#### Directive:
Beneath this task is a listing; retype all of it exactly.

#### Material supplied:
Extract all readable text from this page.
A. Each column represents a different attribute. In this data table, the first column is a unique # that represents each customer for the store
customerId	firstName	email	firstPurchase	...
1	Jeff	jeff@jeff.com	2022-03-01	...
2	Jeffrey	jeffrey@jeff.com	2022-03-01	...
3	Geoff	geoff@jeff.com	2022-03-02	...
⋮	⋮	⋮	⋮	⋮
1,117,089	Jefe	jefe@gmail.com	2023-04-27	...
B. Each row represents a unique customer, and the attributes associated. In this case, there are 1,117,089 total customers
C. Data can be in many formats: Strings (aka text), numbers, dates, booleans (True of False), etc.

#### Output of the exercise:
Extract all readable text from this page.
A. Each column represents a different attribute. In this data table, the first column is a unique # that represents each customer for the store
customerId	firstName	email	firstPurchase	...
1	Jeff	jeff@jeff.com	2022-03-01	...
2	Jeffrey	jeffrey@jeff.com	2022-03-01	...
3	Geoff	geoff@jeff.com	2022-03-02	...
⋮	⋮	⋮	⋮	⋮
1,117,089	Jefe	jefe@gmail.com	2023-04-27	...
B. Each row represents a unique customer, and the attributes associated. In this case, there are 1,117,089 total customers
C. Data can be in many formats: Strings (aka text), numbers, dates, booleans (True of False), etc.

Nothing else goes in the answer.